- **REQUIRED TASK**
In the records that follow, show each line where the word "SRMTID" is present.

- **RECORDS TO USE**
-------------------------

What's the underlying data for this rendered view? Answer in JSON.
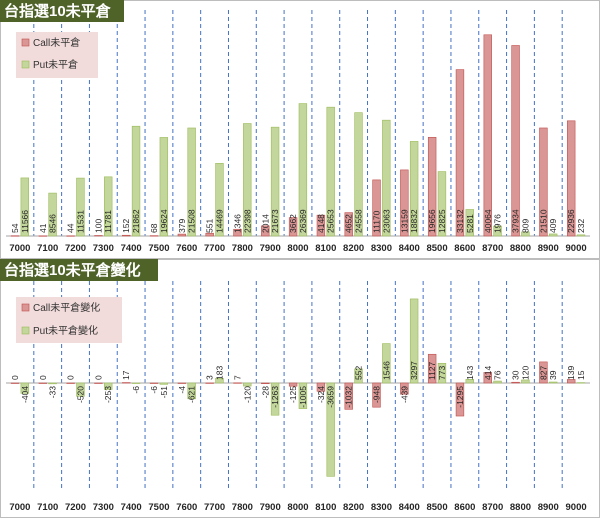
{
  "chart_data": [
    {
      "type": "bar",
      "title": "台指選10未平倉",
      "categories": [
        "7000",
        "7100",
        "7200",
        "7300",
        "7400",
        "7500",
        "7600",
        "7700",
        "7800",
        "7900",
        "8000",
        "8100",
        "8200",
        "8300",
        "8400",
        "8500",
        "8600",
        "8700",
        "8800",
        "8900",
        "9000"
      ],
      "series": [
        {
          "name": "Call未平倉",
          "color": "#d99694",
          "values": [
            54,
            41,
            44,
            100,
            152,
            68,
            379,
            551,
            1346,
            2014,
            3662,
            4148,
            4652,
            11170,
            13159,
            19656,
            33132,
            40064,
            37934,
            21510,
            22936
          ]
        },
        {
          "name": "Put未平倉",
          "color": "#c3d69b",
          "values": [
            11566,
            8546,
            11531,
            11781,
            21862,
            19624,
            21508,
            14469,
            22398,
            21673,
            26369,
            25653,
            24558,
            23063,
            18832,
            12825,
            5281,
            1976,
            809,
            409,
            232
          ]
        }
      ],
      "ylim": [
        0,
        45000
      ],
      "legend": "top-left"
    },
    {
      "type": "bar",
      "title": "台指選10未平倉變化",
      "categories": [
        "7000",
        "7100",
        "7200",
        "7300",
        "7400",
        "7500",
        "7600",
        "7700",
        "7800",
        "7900",
        "8000",
        "8100",
        "8200",
        "8300",
        "8400",
        "8500",
        "8600",
        "8700",
        "8800",
        "8900",
        "9000"
      ],
      "series": [
        {
          "name": "Call未平倉變化",
          "color": "#d99694",
          "values": [
            0,
            0,
            0,
            0,
            17,
            -6,
            -4,
            3,
            7,
            -28,
            -125,
            -324,
            -1032,
            -948,
            -439,
            1127,
            -1295,
            414,
            30,
            827,
            139
          ]
        },
        {
          "name": "Put未平倉變化",
          "color": "#c3d69b",
          "values": [
            -404,
            -33,
            -520,
            -253,
            -6,
            -51,
            -621,
            183,
            -120,
            -1263,
            -1005,
            -3659,
            552,
            1546,
            3297,
            773,
            143,
            76,
            120,
            39,
            15
          ]
        }
      ],
      "ylim": [
        -4000,
        4000
      ],
      "legend": "top-left"
    }
  ]
}
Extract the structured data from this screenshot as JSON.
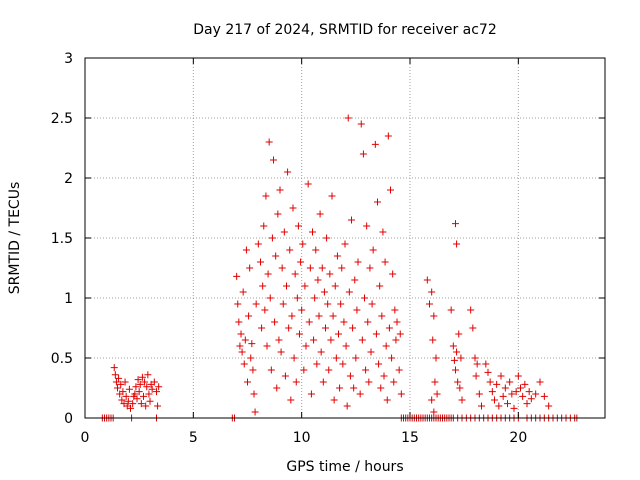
{
  "chart_data": {
    "type": "scatter",
    "title": "Day 217 of 2024, SRMTID for receiver ac72",
    "xlabel": "GPS time / hours",
    "ylabel": "SRMTID / TECUs",
    "xlim": [
      0,
      24
    ],
    "ylim": [
      0,
      3
    ],
    "xticks": [
      0,
      5,
      10,
      15,
      20
    ],
    "xtick_labels": [
      "0",
      "5",
      "10",
      "15",
      "20"
    ],
    "yticks": [
      0,
      0.5,
      1,
      1.5,
      2,
      2.5,
      3
    ],
    "ytick_labels": [
      "0",
      "0.5",
      "1",
      "1.5",
      "2",
      "2.5",
      "3"
    ],
    "grid": true,
    "legend": "none",
    "marker": "+",
    "color": "#e00000",
    "series": [
      {
        "points": [
          [
            0.8,
            0
          ],
          [
            0.9,
            0
          ],
          [
            1.0,
            0
          ],
          [
            1.1,
            0
          ],
          [
            1.2,
            0
          ],
          [
            1.3,
            0
          ],
          [
            1.35,
            0.42
          ],
          [
            1.4,
            0.36
          ],
          [
            1.45,
            0.3
          ],
          [
            1.5,
            0.25
          ],
          [
            1.55,
            0.33
          ],
          [
            1.6,
            0.2
          ],
          [
            1.65,
            0.28
          ],
          [
            1.7,
            0.15
          ],
          [
            1.75,
            0.22
          ],
          [
            1.8,
            0.12
          ],
          [
            1.85,
            0.3
          ],
          [
            1.9,
            0.18
          ],
          [
            1.95,
            0.1
          ],
          [
            2.0,
            0.14
          ],
          [
            2.05,
            0.24
          ],
          [
            2.1,
            0.08
          ],
          [
            2.15,
            0
          ],
          [
            2.2,
            0.12
          ],
          [
            2.25,
            0.18
          ],
          [
            2.3,
            0.2
          ],
          [
            2.35,
            0.26
          ],
          [
            2.4,
            0.16
          ],
          [
            2.45,
            0.32
          ],
          [
            2.5,
            0.22
          ],
          [
            2.55,
            0.28
          ],
          [
            2.6,
            0.12
          ],
          [
            2.65,
            0.34
          ],
          [
            2.7,
            0.18
          ],
          [
            2.75,
            0.3
          ],
          [
            2.8,
            0.1
          ],
          [
            2.85,
            0.26
          ],
          [
            2.9,
            0.36
          ],
          [
            2.95,
            0.2
          ],
          [
            3.0,
            0.14
          ],
          [
            3.05,
            0.28
          ],
          [
            3.1,
            0.24
          ],
          [
            3.2,
            0.3
          ],
          [
            3.3,
            0.22
          ],
          [
            3.35,
            0.1
          ],
          [
            3.4,
            0.26
          ],
          [
            3.3,
            0
          ],
          [
            6.8,
            0
          ],
          [
            6.9,
            0
          ],
          [
            7.0,
            1.18
          ],
          [
            7.05,
            0.95
          ],
          [
            7.1,
            0.8
          ],
          [
            7.15,
            0.6
          ],
          [
            7.2,
            0.7
          ],
          [
            7.25,
            0.55
          ],
          [
            7.3,
            1.05
          ],
          [
            7.35,
            0.45
          ],
          [
            7.4,
            0.65
          ],
          [
            7.45,
            1.4
          ],
          [
            7.5,
            0.3
          ],
          [
            7.55,
            0.85
          ],
          [
            7.6,
            1.25
          ],
          [
            7.65,
            0.5
          ],
          [
            7.7,
            0.62
          ],
          [
            7.75,
            0.4
          ],
          [
            7.8,
            0.2
          ],
          [
            7.85,
            0.05
          ],
          [
            7.9,
            0.95
          ],
          [
            8.0,
            1.45
          ],
          [
            8.1,
            1.3
          ],
          [
            8.15,
            0.75
          ],
          [
            8.2,
            1.1
          ],
          [
            8.25,
            1.6
          ],
          [
            8.3,
            0.9
          ],
          [
            8.35,
            1.85
          ],
          [
            8.4,
            0.6
          ],
          [
            8.45,
            1.2
          ],
          [
            8.5,
            2.3
          ],
          [
            8.55,
            1.0
          ],
          [
            8.6,
            0.4
          ],
          [
            8.65,
            1.5
          ],
          [
            8.7,
            2.15
          ],
          [
            8.75,
            0.8
          ],
          [
            8.8,
            1.35
          ],
          [
            8.85,
            0.25
          ],
          [
            8.9,
            1.7
          ],
          [
            8.95,
            0.65
          ],
          [
            9.0,
            1.9
          ],
          [
            9.05,
            0.55
          ],
          [
            9.1,
            1.25
          ],
          [
            9.15,
            0.95
          ],
          [
            9.2,
            1.55
          ],
          [
            9.25,
            0.35
          ],
          [
            9.3,
            1.1
          ],
          [
            9.35,
            2.05
          ],
          [
            9.4,
            0.75
          ],
          [
            9.45,
            1.4
          ],
          [
            9.5,
            0.15
          ],
          [
            9.55,
            0.85
          ],
          [
            9.6,
            1.75
          ],
          [
            9.65,
            0.5
          ],
          [
            9.7,
            1.2
          ],
          [
            9.75,
            0.3
          ],
          [
            9.8,
            1.0
          ],
          [
            9.85,
            1.6
          ],
          [
            9.9,
            0.7
          ],
          [
            9.95,
            1.3
          ],
          [
            10.0,
            0.9
          ],
          [
            10.05,
            1.45
          ],
          [
            10.1,
            0.4
          ],
          [
            10.15,
            1.1
          ],
          [
            10.2,
            0.6
          ],
          [
            10.3,
            1.95
          ],
          [
            10.35,
            0.8
          ],
          [
            10.4,
            1.25
          ],
          [
            10.45,
            0.2
          ],
          [
            10.5,
            1.55
          ],
          [
            10.55,
            0.65
          ],
          [
            10.6,
            1.0
          ],
          [
            10.65,
            1.4
          ],
          [
            10.7,
            0.45
          ],
          [
            10.75,
            1.15
          ],
          [
            10.8,
            0.85
          ],
          [
            10.85,
            1.7
          ],
          [
            10.9,
            0.55
          ],
          [
            10.95,
            1.25
          ],
          [
            11.0,
            0.3
          ],
          [
            11.05,
            1.05
          ],
          [
            11.1,
            0.75
          ],
          [
            11.15,
            1.5
          ],
          [
            11.2,
            0.95
          ],
          [
            11.25,
            0.4
          ],
          [
            11.3,
            1.2
          ],
          [
            11.35,
            0.65
          ],
          [
            11.4,
            1.85
          ],
          [
            11.45,
            0.85
          ],
          [
            11.5,
            0.15
          ],
          [
            11.55,
            1.1
          ],
          [
            11.6,
            0.5
          ],
          [
            11.65,
            1.35
          ],
          [
            11.7,
            0.7
          ],
          [
            11.75,
            0.25
          ],
          [
            11.8,
            0.95
          ],
          [
            11.85,
            1.25
          ],
          [
            11.9,
            0.45
          ],
          [
            11.95,
            0.8
          ],
          [
            12.0,
            1.45
          ],
          [
            12.05,
            0.6
          ],
          [
            12.1,
            0.1
          ],
          [
            12.15,
            2.5
          ],
          [
            12.2,
            1.05
          ],
          [
            12.25,
            0.35
          ],
          [
            12.3,
            1.65
          ],
          [
            12.35,
            0.75
          ],
          [
            12.4,
            0.25
          ],
          [
            12.45,
            1.15
          ],
          [
            12.5,
            0.5
          ],
          [
            12.55,
            0.9
          ],
          [
            12.6,
            1.3
          ],
          [
            12.7,
            0.2
          ],
          [
            12.75,
            2.45
          ],
          [
            12.8,
            0.65
          ],
          [
            12.85,
            2.2
          ],
          [
            12.9,
            1.0
          ],
          [
            12.95,
            0.4
          ],
          [
            13.0,
            1.6
          ],
          [
            13.05,
            0.8
          ],
          [
            13.1,
            0.3
          ],
          [
            13.15,
            1.25
          ],
          [
            13.2,
            0.55
          ],
          [
            13.25,
            0.95
          ],
          [
            13.3,
            1.4
          ],
          [
            13.4,
            2.28
          ],
          [
            13.45,
            0.7
          ],
          [
            13.5,
            1.8
          ],
          [
            13.55,
            0.45
          ],
          [
            13.6,
            1.1
          ],
          [
            13.65,
            0.25
          ],
          [
            13.7,
            0.85
          ],
          [
            13.75,
            1.55
          ],
          [
            13.8,
            0.35
          ],
          [
            13.85,
            1.3
          ],
          [
            13.9,
            0.6
          ],
          [
            13.95,
            0.15
          ],
          [
            14.0,
            2.35
          ],
          [
            14.05,
            0.75
          ],
          [
            14.1,
            1.9
          ],
          [
            14.15,
            0.5
          ],
          [
            14.2,
            1.2
          ],
          [
            14.25,
            0.3
          ],
          [
            14.3,
            0.9
          ],
          [
            14.35,
            0.65
          ],
          [
            14.4,
            0.8
          ],
          [
            14.5,
            0.4
          ],
          [
            14.55,
            0.7
          ],
          [
            14.6,
            0.2
          ],
          [
            14.6,
            0
          ],
          [
            14.7,
            0
          ],
          [
            14.8,
            0
          ],
          [
            14.9,
            0
          ],
          [
            15.0,
            0
          ],
          [
            15.1,
            0
          ],
          [
            15.2,
            0
          ],
          [
            15.3,
            0
          ],
          [
            15.4,
            0
          ],
          [
            15.5,
            0
          ],
          [
            15.6,
            0
          ],
          [
            15.7,
            0
          ],
          [
            15.8,
            0
          ],
          [
            15.9,
            0
          ],
          [
            15.8,
            1.15
          ],
          [
            15.9,
            0.95
          ],
          [
            16.0,
            1.05
          ],
          [
            16.05,
            0.65
          ],
          [
            16.1,
            0.85
          ],
          [
            16.15,
            0.3
          ],
          [
            16.2,
            0.5
          ],
          [
            16.25,
            0.2
          ],
          [
            16.0,
            0.15
          ],
          [
            16.1,
            0.05
          ],
          [
            16.0,
            0
          ],
          [
            16.1,
            0
          ],
          [
            16.2,
            0
          ],
          [
            16.3,
            0
          ],
          [
            16.4,
            0
          ],
          [
            16.5,
            0
          ],
          [
            16.6,
            0
          ],
          [
            16.7,
            0
          ],
          [
            16.8,
            0
          ],
          [
            16.9,
            0
          ],
          [
            16.9,
            0.9
          ],
          [
            17.0,
            0.6
          ],
          [
            17.05,
            0.48
          ],
          [
            17.1,
            0.4
          ],
          [
            17.15,
            0.55
          ],
          [
            17.2,
            0.3
          ],
          [
            17.25,
            0.7
          ],
          [
            17.3,
            0.25
          ],
          [
            17.35,
            0.5
          ],
          [
            17.1,
            1.62
          ],
          [
            17.15,
            1.45
          ],
          [
            17.4,
            0.15
          ],
          [
            17.0,
            0
          ],
          [
            17.2,
            0
          ],
          [
            17.4,
            0
          ],
          [
            17.6,
            0
          ],
          [
            17.8,
            0
          ],
          [
            18.0,
            0
          ],
          [
            18.2,
            0
          ],
          [
            18.4,
            0
          ],
          [
            18.6,
            0
          ],
          [
            18.8,
            0
          ],
          [
            17.8,
            0.9
          ],
          [
            17.9,
            0.75
          ],
          [
            18.0,
            0.5
          ],
          [
            18.05,
            0.35
          ],
          [
            18.1,
            0.45
          ],
          [
            18.2,
            0.2
          ],
          [
            18.3,
            0.1
          ],
          [
            18.5,
            0.45
          ],
          [
            18.6,
            0.38
          ],
          [
            18.7,
            0.3
          ],
          [
            18.8,
            0.22
          ],
          [
            18.9,
            0.15
          ],
          [
            19.0,
            0.28
          ],
          [
            19.1,
            0.1
          ],
          [
            19.2,
            0.35
          ],
          [
            19.3,
            0.18
          ],
          [
            19.4,
            0.25
          ],
          [
            19.5,
            0.12
          ],
          [
            19.6,
            0.3
          ],
          [
            19.7,
            0.2
          ],
          [
            19.8,
            0.08
          ],
          [
            19.9,
            0.22
          ],
          [
            19.0,
            0
          ],
          [
            19.2,
            0
          ],
          [
            19.4,
            0
          ],
          [
            19.6,
            0
          ],
          [
            19.8,
            0
          ],
          [
            20.0,
            0
          ],
          [
            20.0,
            0.35
          ],
          [
            20.1,
            0.25
          ],
          [
            20.2,
            0.18
          ],
          [
            20.3,
            0.28
          ],
          [
            20.4,
            0.12
          ],
          [
            20.5,
            0.22
          ],
          [
            20.6,
            0.16
          ],
          [
            20.8,
            0.2
          ],
          [
            21.0,
            0.3
          ],
          [
            21.2,
            0.18
          ],
          [
            21.4,
            0.1
          ],
          [
            20.4,
            0
          ],
          [
            20.6,
            0
          ],
          [
            20.8,
            0
          ],
          [
            21.0,
            0
          ],
          [
            21.2,
            0
          ],
          [
            21.4,
            0
          ],
          [
            21.6,
            0
          ],
          [
            21.8,
            0
          ],
          [
            22.0,
            0
          ],
          [
            22.2,
            0
          ],
          [
            22.4,
            0
          ],
          [
            22.6,
            0
          ],
          [
            22.7,
            0
          ]
        ]
      }
    ]
  }
}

-------------------------

- **TASK RESULT**
    "title": "Day 217 of 2024, SRMTID for receiver ac72",
    "ylabel": "SRMTID / TECUs",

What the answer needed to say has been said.